● What you are asked to do: Would you set down every entry shown below, precisely as written?

***

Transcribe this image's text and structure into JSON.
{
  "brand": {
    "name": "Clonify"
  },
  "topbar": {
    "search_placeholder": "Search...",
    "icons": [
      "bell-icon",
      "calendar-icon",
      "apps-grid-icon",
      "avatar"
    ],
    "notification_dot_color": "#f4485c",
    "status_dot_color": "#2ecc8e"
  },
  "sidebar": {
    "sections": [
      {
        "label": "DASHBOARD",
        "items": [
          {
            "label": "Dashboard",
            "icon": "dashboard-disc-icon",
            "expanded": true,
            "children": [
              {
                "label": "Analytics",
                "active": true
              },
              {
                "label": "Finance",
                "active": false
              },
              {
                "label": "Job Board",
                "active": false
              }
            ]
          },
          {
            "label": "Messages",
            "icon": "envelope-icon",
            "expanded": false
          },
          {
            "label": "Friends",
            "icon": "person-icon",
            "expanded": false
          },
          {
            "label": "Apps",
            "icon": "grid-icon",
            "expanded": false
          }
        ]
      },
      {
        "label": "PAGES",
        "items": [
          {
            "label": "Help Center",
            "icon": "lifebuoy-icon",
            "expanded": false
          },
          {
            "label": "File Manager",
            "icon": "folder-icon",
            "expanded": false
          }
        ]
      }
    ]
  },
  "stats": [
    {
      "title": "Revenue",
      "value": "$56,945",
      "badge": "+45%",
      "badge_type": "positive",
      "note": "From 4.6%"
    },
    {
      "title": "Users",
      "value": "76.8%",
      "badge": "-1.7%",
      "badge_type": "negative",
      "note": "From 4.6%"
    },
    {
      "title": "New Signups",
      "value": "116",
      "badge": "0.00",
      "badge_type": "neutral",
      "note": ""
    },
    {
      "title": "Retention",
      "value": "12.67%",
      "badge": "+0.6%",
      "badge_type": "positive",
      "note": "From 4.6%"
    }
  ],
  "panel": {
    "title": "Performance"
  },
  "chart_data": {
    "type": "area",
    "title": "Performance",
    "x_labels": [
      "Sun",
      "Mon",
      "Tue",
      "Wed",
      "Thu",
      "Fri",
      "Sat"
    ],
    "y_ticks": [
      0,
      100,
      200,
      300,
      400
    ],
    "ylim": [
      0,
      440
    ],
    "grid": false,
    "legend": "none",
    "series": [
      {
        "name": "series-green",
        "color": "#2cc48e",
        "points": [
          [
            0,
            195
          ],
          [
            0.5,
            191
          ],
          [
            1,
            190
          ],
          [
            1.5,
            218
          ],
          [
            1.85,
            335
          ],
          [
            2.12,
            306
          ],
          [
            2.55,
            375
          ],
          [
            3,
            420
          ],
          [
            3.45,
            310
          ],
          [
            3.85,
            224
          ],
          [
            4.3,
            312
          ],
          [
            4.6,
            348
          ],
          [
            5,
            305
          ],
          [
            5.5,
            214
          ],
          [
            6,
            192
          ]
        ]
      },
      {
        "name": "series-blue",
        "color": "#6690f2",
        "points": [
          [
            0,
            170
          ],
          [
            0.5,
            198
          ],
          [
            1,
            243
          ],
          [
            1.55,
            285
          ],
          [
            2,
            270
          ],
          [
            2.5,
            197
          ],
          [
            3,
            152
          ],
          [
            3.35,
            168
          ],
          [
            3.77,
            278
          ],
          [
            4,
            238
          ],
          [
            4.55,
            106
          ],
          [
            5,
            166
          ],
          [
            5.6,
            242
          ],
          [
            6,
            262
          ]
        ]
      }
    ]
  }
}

***

● Problem solution:
Transcribe this image's text and structure into JSON.
{
  "brand": {
    "name": "Clonify"
  },
  "topbar": {
    "search_placeholder": "Search...",
    "icons": [
      "bell-icon",
      "calendar-icon",
      "apps-grid-icon",
      "avatar"
    ],
    "notification_dot_color": "#f4485c",
    "status_dot_color": "#2ecc8e"
  },
  "sidebar": {
    "sections": [
      {
        "label": "DASHBOARD",
        "items": [
          {
            "label": "Dashboard",
            "icon": "dashboard-disc-icon",
            "expanded": true,
            "children": [
              {
                "label": "Analytics",
                "active": true
              },
              {
                "label": "Finance",
                "active": false
              },
              {
                "label": "Job Board",
                "active": false
              }
            ]
          },
          {
            "label": "Messages",
            "icon": "envelope-icon",
            "expanded": false
          },
          {
            "label": "Friends",
            "icon": "person-icon",
            "expanded": false
          },
          {
            "label": "Apps",
            "icon": "grid-icon",
            "expanded": false
          }
        ]
      },
      {
        "label": "PAGES",
        "items": [
          {
            "label": "Help Center",
            "icon": "lifebuoy-icon",
            "expanded": false
          },
          {
            "label": "File Manager",
            "icon": "folder-icon",
            "expanded": false
          }
        ]
      }
    ]
  },
  "stats": [
    {
      "title": "Revenue",
      "value": "$56,945",
      "badge": "+45%",
      "badge_type": "positive",
      "note": "From 4.6%"
    },
    {
      "title": "Users",
      "value": "76.8%",
      "badge": "-1.7%",
      "badge_type": "negative",
      "note": "From 4.6%"
    },
    {
      "title": "New Signups",
      "value": "116",
      "badge": "0.00",
      "badge_type": "neutral",
      "note": ""
    },
    {
      "title": "Retention",
      "value": "12.67%",
      "badge": "+0.6%",
      "badge_type": "positive",
      "note": "From 4.6%"
    }
  ],
  "panel": {
    "title": "Performance"
  },
  "chart_data": {
    "type": "area",
    "title": "Performance",
    "x_labels": [
      "Sun",
      "Mon",
      "Tue",
      "Wed",
      "Thu",
      "Fri",
      "Sat"
    ],
    "y_ticks": [
      0,
      100,
      200,
      300,
      400
    ],
    "ylim": [
      0,
      440
    ],
    "grid": false,
    "legend": "none",
    "series": [
      {
        "name": "series-green",
        "color": "#2cc48e",
        "points": [
          [
            0,
            195
          ],
          [
            0.5,
            191
          ],
          [
            1,
            190
          ],
          [
            1.5,
            218
          ],
          [
            1.85,
            335
          ],
          [
            2.12,
            306
          ],
          [
            2.55,
            375
          ],
          [
            3,
            420
          ],
          [
            3.45,
            310
          ],
          [
            3.85,
            224
          ],
          [
            4.3,
            312
          ],
          [
            4.6,
            348
          ],
          [
            5,
            305
          ],
          [
            5.5,
            214
          ],
          [
            6,
            192
          ]
        ]
      },
      {
        "name": "series-blue",
        "color": "#6690f2",
        "points": [
          [
            0,
            170
          ],
          [
            0.5,
            198
          ],
          [
            1,
            243
          ],
          [
            1.55,
            285
          ],
          [
            2,
            270
          ],
          [
            2.5,
            197
          ],
          [
            3,
            152
          ],
          [
            3.35,
            168
          ],
          [
            3.77,
            278
          ],
          [
            4,
            238
          ],
          [
            4.55,
            106
          ],
          [
            5,
            166
          ],
          [
            5.6,
            242
          ],
          [
            6,
            262
          ]
        ]
      }
    ]
  }
}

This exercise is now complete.